EXERCISE GOAL - Extract and list every line that contains the word "průmyslová".

Extracts from a graphics dataset:
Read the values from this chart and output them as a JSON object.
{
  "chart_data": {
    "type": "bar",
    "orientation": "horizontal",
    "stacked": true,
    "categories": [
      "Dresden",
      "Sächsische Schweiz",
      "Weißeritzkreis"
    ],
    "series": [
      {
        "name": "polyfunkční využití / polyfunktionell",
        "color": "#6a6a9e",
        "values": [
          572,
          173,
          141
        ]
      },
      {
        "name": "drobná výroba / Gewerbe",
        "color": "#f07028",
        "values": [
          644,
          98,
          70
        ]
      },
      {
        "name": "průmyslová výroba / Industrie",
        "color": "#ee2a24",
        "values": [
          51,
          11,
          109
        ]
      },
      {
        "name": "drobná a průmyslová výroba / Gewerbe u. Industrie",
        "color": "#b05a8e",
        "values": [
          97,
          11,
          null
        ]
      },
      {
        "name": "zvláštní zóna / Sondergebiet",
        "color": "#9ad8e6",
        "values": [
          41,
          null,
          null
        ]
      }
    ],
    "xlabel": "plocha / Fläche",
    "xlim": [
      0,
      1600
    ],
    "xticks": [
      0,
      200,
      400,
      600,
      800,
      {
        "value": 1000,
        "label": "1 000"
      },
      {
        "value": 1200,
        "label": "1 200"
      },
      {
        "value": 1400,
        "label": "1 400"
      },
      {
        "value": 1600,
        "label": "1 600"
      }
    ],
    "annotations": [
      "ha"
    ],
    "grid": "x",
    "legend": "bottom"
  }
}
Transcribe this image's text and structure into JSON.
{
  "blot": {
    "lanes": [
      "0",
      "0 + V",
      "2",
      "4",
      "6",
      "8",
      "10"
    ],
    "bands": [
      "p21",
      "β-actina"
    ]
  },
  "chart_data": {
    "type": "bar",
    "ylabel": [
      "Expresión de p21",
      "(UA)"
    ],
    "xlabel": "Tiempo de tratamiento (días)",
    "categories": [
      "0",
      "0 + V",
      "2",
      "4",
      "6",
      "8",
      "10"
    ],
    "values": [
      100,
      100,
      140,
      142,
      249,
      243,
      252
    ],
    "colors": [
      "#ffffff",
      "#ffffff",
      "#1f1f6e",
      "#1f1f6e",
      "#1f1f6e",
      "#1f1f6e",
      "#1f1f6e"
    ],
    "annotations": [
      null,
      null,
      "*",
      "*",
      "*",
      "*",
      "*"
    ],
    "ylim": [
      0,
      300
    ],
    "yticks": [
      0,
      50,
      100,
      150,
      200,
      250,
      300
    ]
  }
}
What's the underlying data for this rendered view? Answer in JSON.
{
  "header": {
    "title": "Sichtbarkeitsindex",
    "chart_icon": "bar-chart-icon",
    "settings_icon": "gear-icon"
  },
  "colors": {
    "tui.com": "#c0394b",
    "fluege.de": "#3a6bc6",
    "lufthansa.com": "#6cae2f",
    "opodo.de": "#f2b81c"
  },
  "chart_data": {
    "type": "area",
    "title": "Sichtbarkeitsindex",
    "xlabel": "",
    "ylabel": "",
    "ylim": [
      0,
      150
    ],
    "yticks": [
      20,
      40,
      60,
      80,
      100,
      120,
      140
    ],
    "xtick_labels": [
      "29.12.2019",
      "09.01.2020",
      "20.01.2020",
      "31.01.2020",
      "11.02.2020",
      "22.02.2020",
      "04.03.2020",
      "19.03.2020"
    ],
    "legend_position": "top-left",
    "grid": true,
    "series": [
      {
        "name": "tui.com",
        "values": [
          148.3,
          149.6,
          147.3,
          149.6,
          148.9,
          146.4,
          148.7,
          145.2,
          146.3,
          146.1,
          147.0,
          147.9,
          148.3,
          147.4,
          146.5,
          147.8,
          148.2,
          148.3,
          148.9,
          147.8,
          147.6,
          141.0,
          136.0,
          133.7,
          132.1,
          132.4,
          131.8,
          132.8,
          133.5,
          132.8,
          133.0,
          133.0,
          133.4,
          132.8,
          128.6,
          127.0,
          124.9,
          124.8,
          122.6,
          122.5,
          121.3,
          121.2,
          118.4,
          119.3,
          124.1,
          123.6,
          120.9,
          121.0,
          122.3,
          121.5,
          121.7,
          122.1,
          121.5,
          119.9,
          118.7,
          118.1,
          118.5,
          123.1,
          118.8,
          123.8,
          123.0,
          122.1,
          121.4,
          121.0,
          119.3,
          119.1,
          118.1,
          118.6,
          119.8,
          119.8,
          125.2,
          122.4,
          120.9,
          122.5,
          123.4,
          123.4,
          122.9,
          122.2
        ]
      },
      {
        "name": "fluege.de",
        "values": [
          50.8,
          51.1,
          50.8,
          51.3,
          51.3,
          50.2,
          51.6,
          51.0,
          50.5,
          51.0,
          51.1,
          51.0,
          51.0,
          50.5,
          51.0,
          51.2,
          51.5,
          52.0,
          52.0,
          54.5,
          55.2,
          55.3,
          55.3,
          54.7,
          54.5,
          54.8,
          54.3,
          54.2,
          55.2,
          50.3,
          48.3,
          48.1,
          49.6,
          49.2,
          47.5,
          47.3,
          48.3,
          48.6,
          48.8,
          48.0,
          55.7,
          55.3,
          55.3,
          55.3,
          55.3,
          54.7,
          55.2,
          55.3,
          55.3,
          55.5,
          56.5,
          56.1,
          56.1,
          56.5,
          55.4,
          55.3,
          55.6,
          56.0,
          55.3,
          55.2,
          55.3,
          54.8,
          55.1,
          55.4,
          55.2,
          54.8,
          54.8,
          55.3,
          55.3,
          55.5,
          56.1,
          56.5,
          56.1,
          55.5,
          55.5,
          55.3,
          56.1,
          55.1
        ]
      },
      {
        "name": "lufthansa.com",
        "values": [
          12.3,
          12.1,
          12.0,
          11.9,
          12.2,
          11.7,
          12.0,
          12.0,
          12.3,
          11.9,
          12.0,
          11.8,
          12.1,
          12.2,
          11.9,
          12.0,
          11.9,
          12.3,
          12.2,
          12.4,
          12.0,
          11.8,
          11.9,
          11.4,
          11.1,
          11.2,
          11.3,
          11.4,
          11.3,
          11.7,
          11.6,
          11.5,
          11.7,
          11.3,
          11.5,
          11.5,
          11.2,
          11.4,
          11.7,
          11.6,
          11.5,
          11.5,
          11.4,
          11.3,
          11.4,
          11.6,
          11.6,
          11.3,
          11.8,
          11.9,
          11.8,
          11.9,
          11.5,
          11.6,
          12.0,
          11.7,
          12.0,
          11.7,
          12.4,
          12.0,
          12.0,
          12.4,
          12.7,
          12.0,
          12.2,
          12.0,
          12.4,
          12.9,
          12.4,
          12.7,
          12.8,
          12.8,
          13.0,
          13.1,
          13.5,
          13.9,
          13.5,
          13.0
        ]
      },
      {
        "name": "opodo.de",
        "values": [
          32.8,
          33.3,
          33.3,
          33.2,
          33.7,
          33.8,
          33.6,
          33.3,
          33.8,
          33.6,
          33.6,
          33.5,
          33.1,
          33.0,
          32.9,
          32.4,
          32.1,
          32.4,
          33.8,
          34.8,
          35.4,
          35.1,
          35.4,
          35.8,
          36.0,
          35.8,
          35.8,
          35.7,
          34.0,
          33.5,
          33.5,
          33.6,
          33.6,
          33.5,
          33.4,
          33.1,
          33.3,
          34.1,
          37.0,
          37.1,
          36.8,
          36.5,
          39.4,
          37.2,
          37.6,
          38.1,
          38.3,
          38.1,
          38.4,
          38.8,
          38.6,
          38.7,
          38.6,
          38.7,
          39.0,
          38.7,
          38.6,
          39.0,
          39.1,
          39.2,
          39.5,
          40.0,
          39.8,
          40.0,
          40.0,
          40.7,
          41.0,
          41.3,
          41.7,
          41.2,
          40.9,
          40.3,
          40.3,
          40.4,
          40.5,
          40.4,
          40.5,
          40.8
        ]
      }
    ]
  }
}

PROBLEM SOLUTION -
        "name": "průmyslová výroba / Industrie",
        "name": "drobná a průmyslová výroba / Gewerbe u. Industrie",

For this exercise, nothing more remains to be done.